■ AVAILABLE RECORDS

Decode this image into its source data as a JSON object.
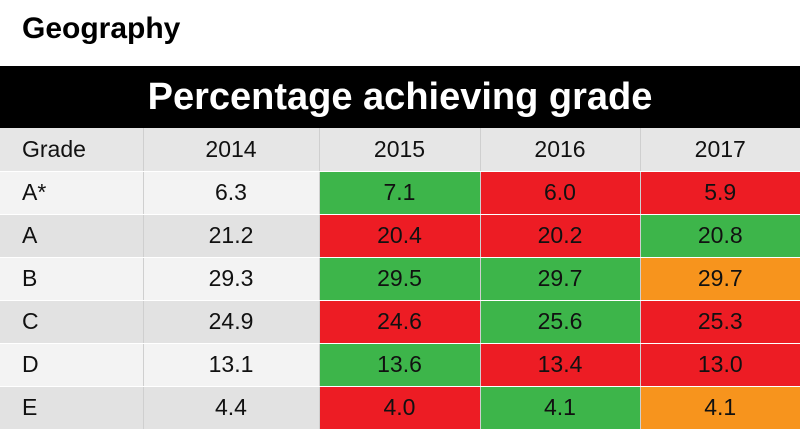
{
  "subject": "Geography",
  "heading": "Percentage achieving grade",
  "colors": {
    "increase": "#3db54a",
    "decrease": "#ed1c24",
    "same": "#f7941d"
  },
  "chart_data": {
    "type": "table",
    "columns": [
      "Grade",
      "2014",
      "2015",
      "2016",
      "2017"
    ],
    "rows": [
      {
        "grade": "A*",
        "values": [
          "6.3",
          "7.1",
          "6.0",
          "5.9"
        ],
        "change": [
          "none",
          "increase",
          "decrease",
          "decrease"
        ]
      },
      {
        "grade": "A",
        "values": [
          "21.2",
          "20.4",
          "20.2",
          "20.8"
        ],
        "change": [
          "none",
          "decrease",
          "decrease",
          "increase"
        ]
      },
      {
        "grade": "B",
        "values": [
          "29.3",
          "29.5",
          "29.7",
          "29.7"
        ],
        "change": [
          "none",
          "increase",
          "increase",
          "same"
        ]
      },
      {
        "grade": "C",
        "values": [
          "24.9",
          "24.6",
          "25.6",
          "25.3"
        ],
        "change": [
          "none",
          "decrease",
          "increase",
          "decrease"
        ]
      },
      {
        "grade": "D",
        "values": [
          "13.1",
          "13.6",
          "13.4",
          "13.0"
        ],
        "change": [
          "none",
          "increase",
          "decrease",
          "decrease"
        ]
      },
      {
        "grade": "E",
        "values": [
          "4.4",
          "4.0",
          "4.1",
          "4.1"
        ],
        "change": [
          "none",
          "decrease",
          "increase",
          "same"
        ]
      }
    ]
  }
}
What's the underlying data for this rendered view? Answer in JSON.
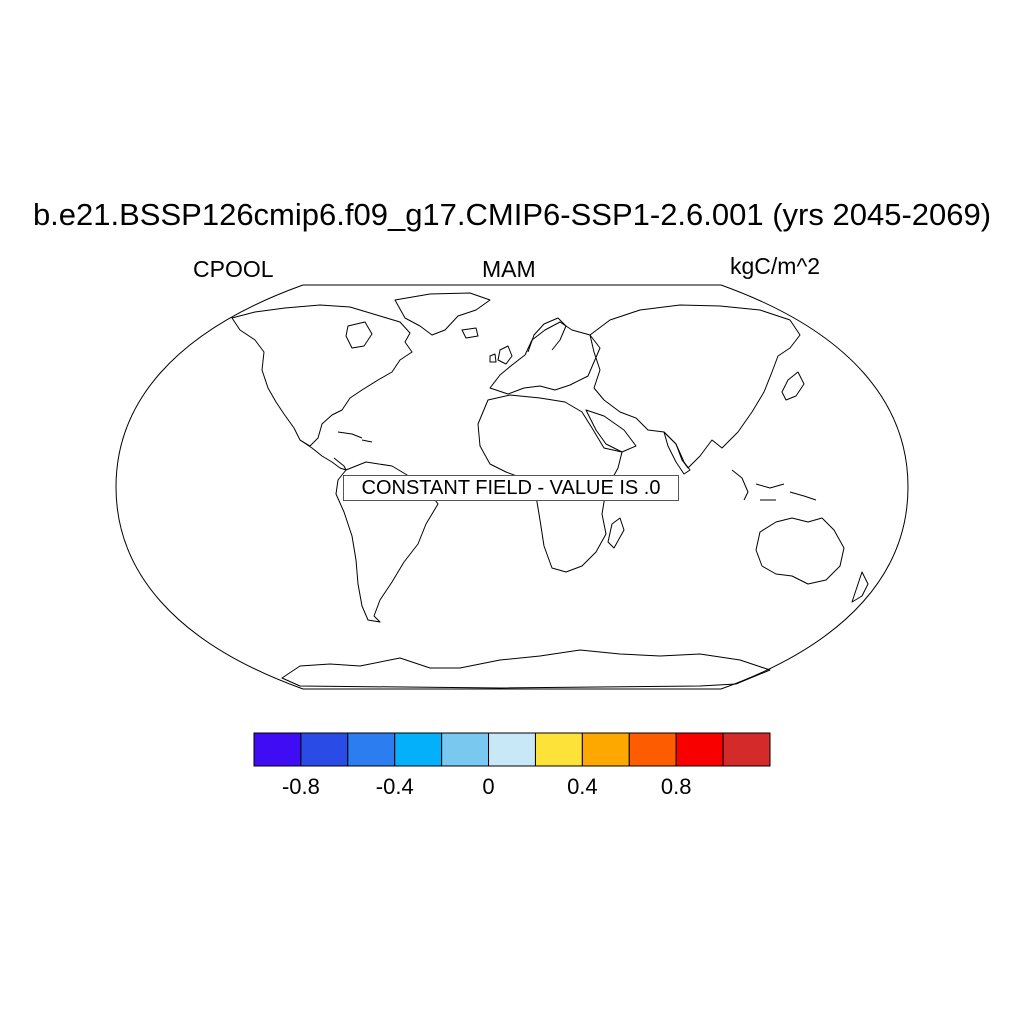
{
  "header": {
    "title": "b.e21.BSSP126cmip6.f09_g17.CMIP6-SSP1-2.6.001 (yrs 2045-2069)",
    "left_label": "CPOOL",
    "center_label": "MAM",
    "right_label": "kgC/m^2"
  },
  "map": {
    "projection": "robinson",
    "message": "CONSTANT FIELD - VALUE IS .0"
  },
  "colorbar": {
    "colors": [
      "#3f0cf3",
      "#2b4be6",
      "#2c7ef0",
      "#05b0fb",
      "#78c8ef",
      "#c8e8f8",
      "#fde23a",
      "#fda701",
      "#fd5d00",
      "#f90000",
      "#d42a2a"
    ],
    "tick_labels": [
      "-0.8",
      "-0.4",
      "0",
      "0.4",
      "0.8"
    ],
    "tick_boundary_index": [
      1,
      3,
      5,
      7,
      9
    ]
  }
}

■ GOAL OF THE EXERCISE
Retype the entries word for word. Omit any images.

■ WRITTEN RESPONSE
Decode this image into its source data as a JSON object.
{
  "subject": "Geography",
  "heading": "Percentage achieving grade",
  "colors": {
    "increase": "#3db54a",
    "decrease": "#ed1c24",
    "same": "#f7941d"
  },
  "chart_data": {
    "type": "table",
    "columns": [
      "Grade",
      "2014",
      "2015",
      "2016",
      "2017"
    ],
    "rows": [
      {
        "grade": "A*",
        "values": [
          "6.3",
          "7.1",
          "6.0",
          "5.9"
        ],
        "change": [
          "none",
          "increase",
          "decrease",
          "decrease"
        ]
      },
      {
        "grade": "A",
        "values": [
          "21.2",
          "20.4",
          "20.2",
          "20.8"
        ],
        "change": [
          "none",
          "decrease",
          "decrease",
          "increase"
        ]
      },
      {
        "grade": "B",
        "values": [
          "29.3",
          "29.5",
          "29.7",
          "29.7"
        ],
        "change": [
          "none",
          "increase",
          "increase",
          "same"
        ]
      },
      {
        "grade": "C",
        "values": [
          "24.9",
          "24.6",
          "25.6",
          "25.3"
        ],
        "change": [
          "none",
          "decrease",
          "increase",
          "decrease"
        ]
      },
      {
        "grade": "D",
        "values": [
          "13.1",
          "13.6",
          "13.4",
          "13.0"
        ],
        "change": [
          "none",
          "increase",
          "decrease",
          "decrease"
        ]
      },
      {
        "grade": "E",
        "values": [
          "4.4",
          "4.0",
          "4.1",
          "4.1"
        ],
        "change": [
          "none",
          "decrease",
          "increase",
          "same"
        ]
      }
    ]
  }
}
What's the underlying data for this rendered view? Answer in JSON.
{
  "header": {
    "title": "b.e21.BSSP126cmip6.f09_g17.CMIP6-SSP1-2.6.001 (yrs 2045-2069)",
    "left_label": "CPOOL",
    "center_label": "MAM",
    "right_label": "kgC/m^2"
  },
  "map": {
    "projection": "robinson",
    "message": "CONSTANT FIELD - VALUE IS .0"
  },
  "colorbar": {
    "colors": [
      "#3f0cf3",
      "#2b4be6",
      "#2c7ef0",
      "#05b0fb",
      "#78c8ef",
      "#c8e8f8",
      "#fde23a",
      "#fda701",
      "#fd5d00",
      "#f90000",
      "#d42a2a"
    ],
    "tick_labels": [
      "-0.8",
      "-0.4",
      "0",
      "0.4",
      "0.8"
    ],
    "tick_boundary_index": [
      1,
      3,
      5,
      7,
      9
    ]
  }
}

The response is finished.